[start]

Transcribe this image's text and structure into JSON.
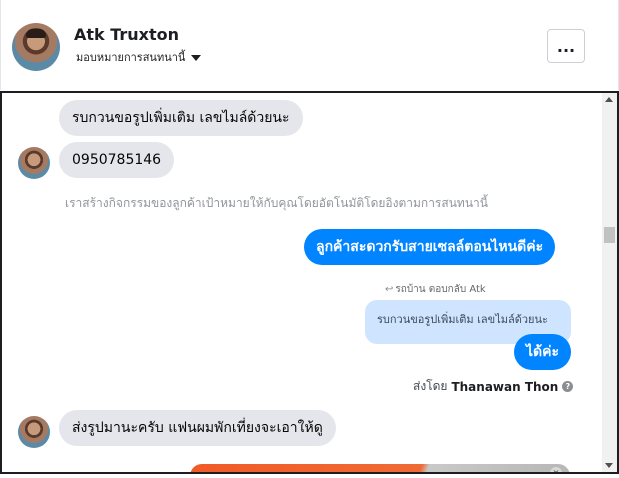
{
  "header": {
    "name": "Atk Truxton",
    "assign_label": "มอบหมายการสนทนานี้",
    "more_label": "..."
  },
  "messages": {
    "incoming_1": "รบกวนขอรูปเพิ่มเติม เลขไมล์ด้วยนะ",
    "incoming_2": "0950785146",
    "system_note": "เราสร้างกิจกรรมของลูกค้าเป้าหมายให้กับคุณโดยอัตโนมัติโดยอิงตามการสนทนานี้",
    "outgoing_1": "ลูกค้าสะดวกรับสายเซลล์ตอนไหนดีค่ะ",
    "reply_meta": "รถบ้าน ตอบกลับ Atk",
    "quoted_text": "รบกวนขอรูปเพิ่มเติม เลขไมล์ด้วยนะ",
    "outgoing_2": "ได้ค่ะ",
    "sent_by_label": "ส่งโดย",
    "sent_by_agent": "Thanawan Thon",
    "incoming_3": "ส่งรูปมานะครับ แฟนผมพักเที่ยงจะเอาให้ดู"
  },
  "colors": {
    "outgoing_bubble": "#0084ff",
    "incoming_bubble": "#e4e6eb",
    "quoted_bubble": "#cfe5ff"
  },
  "icons": {
    "caret": "chevron-down-icon",
    "reply": "reply-arrow-icon",
    "help": "help-icon"
  }
}
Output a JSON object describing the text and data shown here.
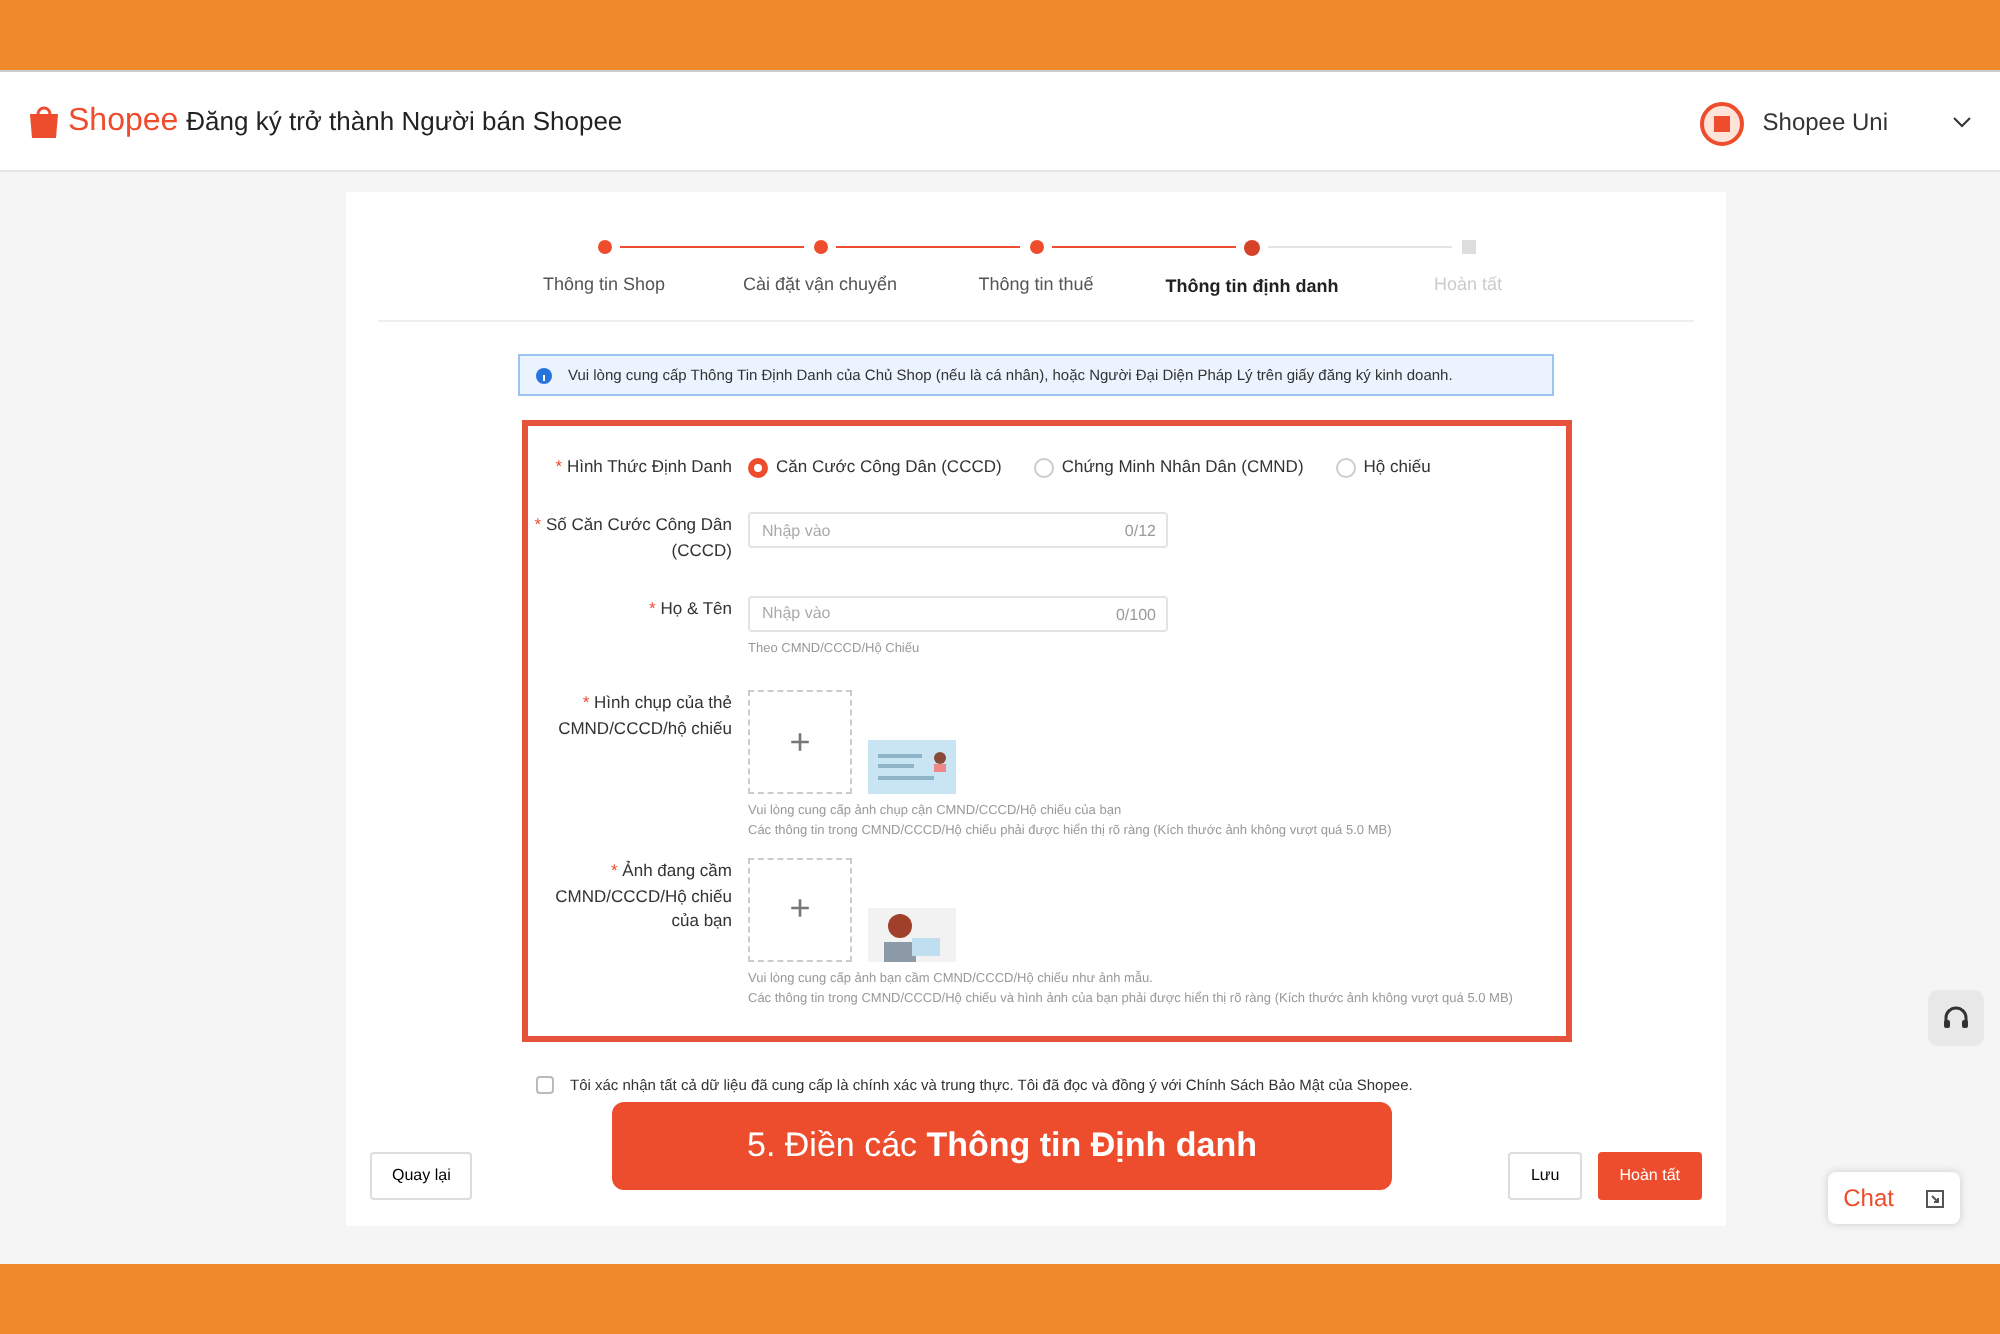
{
  "header": {
    "logo": "Shopee",
    "title": "Đăng ký trở thành Người bán Shopee",
    "account": "Shopee Uni"
  },
  "steps": [
    {
      "label": "Thông tin Shop",
      "completed": true,
      "selected": false
    },
    {
      "label": "Cài đặt vận chuyển",
      "completed": true,
      "selected": false
    },
    {
      "label": "Thông tin thuế",
      "completed": true,
      "selected": false
    },
    {
      "label": "Thông tin định danh",
      "completed": false,
      "selected": true
    },
    {
      "label": "Hoàn tất",
      "completed": false,
      "selected": false
    }
  ],
  "notice": "Vui lòng cung cấp Thông Tin Định Danh của Chủ Shop (nếu là cá nhân), hoặc Người Đại Diện Pháp Lý trên giấy đăng ký kinh doanh.",
  "id_type": {
    "label": "Hình Thức Định Danh",
    "marker": "*",
    "options": [
      {
        "label": "Căn Cước Công Dân (CCCD)",
        "selected": true
      },
      {
        "label": "Chứng Minh Nhân Dân (CMND)",
        "selected": false
      },
      {
        "label": "Hộ chiếu",
        "selected": false
      }
    ]
  },
  "fields": [
    {
      "label": "Số Căn Cước Công Dân (CCCD)",
      "marker": "*",
      "placeholder": "Nhập vào",
      "counter": "0/12"
    },
    {
      "label": "Họ & Tên",
      "marker": "*",
      "placeholder": "Nhập vào",
      "counter": "0/100",
      "hint": "Theo CMND/CCCD/Hộ Chiếu"
    }
  ],
  "uploads": [
    {
      "label": "Hình chụp của thẻ CMND/CCCD/hộ chiếu",
      "marker": "*",
      "plus": "+",
      "kind": "card",
      "hints": [
        "Vui lòng cung cấp ảnh chụp cận CMND/CCCD/Hộ chiếu của bạn",
        "Các thông tin trong CMND/CCCD/Hộ chiếu phải được hiển thị rõ ràng (Kích thước ảnh không vượt quá 5.0 MB)"
      ]
    },
    {
      "label": "Ảnh đang cầm CMND/CCCD/Hộ chiếu của bạn",
      "marker": "*",
      "plus": "+",
      "kind": "person",
      "hints": [
        "Vui lòng cung cấp ảnh bạn cầm CMND/CCCD/Hộ chiếu như ảnh mẫu.",
        "Các thông tin trong CMND/CCCD/Hộ chiếu và hình ảnh của bạn phải được hiển thị rõ ràng (Kích thước ảnh không vượt quá 5.0 MB)"
      ]
    }
  ],
  "agreement": {
    "text": "Tôi xác nhận tất cả dữ liệu đã cung cấp là chính xác và trung thực. Tôi đã đọc và đồng ý với Chính Sách Bảo Mật của Shopee.",
    "checked": false
  },
  "banner": "5. Điền các **Thông tin Định danh**",
  "buttons": {
    "back": "Quay lại",
    "save": "Lưu",
    "finish": "Hoàn tất"
  },
  "chat": "Chat"
}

[end]

Copy all the records above exactly, but leave out the pictures.

Transcribe this image's text and structure into JSON.
{
  "header": {
    "name": "Atk Truxton",
    "assign_label": "มอบหมายการสนทนานี้",
    "more_label": "..."
  },
  "messages": {
    "incoming_1": "รบกวนขอรูปเพิ่มเติม เลขไมล์ด้วยนะ",
    "incoming_2": "0950785146",
    "system_note": "เราสร้างกิจกรรมของลูกค้าเป้าหมายให้กับคุณโดยอัตโนมัติโดยอิงตามการสนทนานี้",
    "outgoing_1": "ลูกค้าสะดวกรับสายเซลล์ตอนไหนดีค่ะ",
    "reply_meta": "รถบ้าน ตอบกลับ Atk",
    "quoted_text": "รบกวนขอรูปเพิ่มเติม เลขไมล์ด้วยนะ",
    "outgoing_2": "ได้ค่ะ",
    "sent_by_label": "ส่งโดย",
    "sent_by_agent": "Thanawan Thon",
    "incoming_3": "ส่งรูปมานะครับ แฟนผมพักเที่ยงจะเอาให้ดู"
  },
  "colors": {
    "outgoing_bubble": "#0084ff",
    "incoming_bubble": "#e4e6eb",
    "quoted_bubble": "#cfe5ff"
  },
  "icons": {
    "caret": "chevron-down-icon",
    "reply": "reply-arrow-icon",
    "help": "help-icon"
  }
}
Output a JSON object describing the text and data shown here.
{
  "header": {
    "logo": "Shopee",
    "title": "Đăng ký trở thành Người bán Shopee",
    "account": "Shopee Uni"
  },
  "steps": [
    {
      "label": "Thông tin Shop",
      "completed": true,
      "selected": false
    },
    {
      "label": "Cài đặt vận chuyển",
      "completed": true,
      "selected": false
    },
    {
      "label": "Thông tin thuế",
      "completed": true,
      "selected": false
    },
    {
      "label": "Thông tin định danh",
      "completed": false,
      "selected": true
    },
    {
      "label": "Hoàn tất",
      "completed": false,
      "selected": false
    }
  ],
  "notice": "Vui lòng cung cấp Thông Tin Định Danh của Chủ Shop (nếu là cá nhân), hoặc Người Đại Diện Pháp Lý trên giấy đăng ký kinh doanh.",
  "id_type": {
    "label": "Hình Thức Định Danh",
    "marker": "*",
    "options": [
      {
        "label": "Căn Cước Công Dân (CCCD)",
        "selected": true
      },
      {
        "label": "Chứng Minh Nhân Dân (CMND)",
        "selected": false
      },
      {
        "label": "Hộ chiếu",
        "selected": false
      }
    ]
  },
  "fields": [
    {
      "label": "Số Căn Cước Công Dân (CCCD)",
      "marker": "*",
      "placeholder": "Nhập vào",
      "counter": "0/12"
    },
    {
      "label": "Họ & Tên",
      "marker": "*",
      "placeholder": "Nhập vào",
      "counter": "0/100",
      "hint": "Theo CMND/CCCD/Hộ Chiếu"
    }
  ],
  "uploads": [
    {
      "label": "Hình chụp của thẻ CMND/CCCD/hộ chiếu",
      "marker": "*",
      "plus": "+",
      "kind": "card",
      "hints": [
        "Vui lòng cung cấp ảnh chụp cận CMND/CCCD/Hộ chiếu của bạn",
        "Các thông tin trong CMND/CCCD/Hộ chiếu phải được hiển thị rõ ràng (Kích thước ảnh không vượt quá 5.0 MB)"
      ]
    },
    {
      "label": "Ảnh đang cầm CMND/CCCD/Hộ chiếu của bạn",
      "marker": "*",
      "plus": "+",
      "kind": "person",
      "hints": [
        "Vui lòng cung cấp ảnh bạn cầm CMND/CCCD/Hộ chiếu như ảnh mẫu.",
        "Các thông tin trong CMND/CCCD/Hộ chiếu và hình ảnh của bạn phải được hiển thị rõ ràng (Kích thước ảnh không vượt quá 5.0 MB)"
      ]
    }
  ],
  "agreement": {
    "text": "Tôi xác nhận tất cả dữ liệu đã cung cấp là chính xác và trung thực. Tôi đã đọc và đồng ý với Chính Sách Bảo Mật của Shopee.",
    "checked": false
  },
  "banner": "5. Điền các **Thông tin Định danh**",
  "buttons": {
    "back": "Quay lại",
    "save": "Lưu",
    "finish": "Hoàn tất"
  },
  "chat": "Chat"
}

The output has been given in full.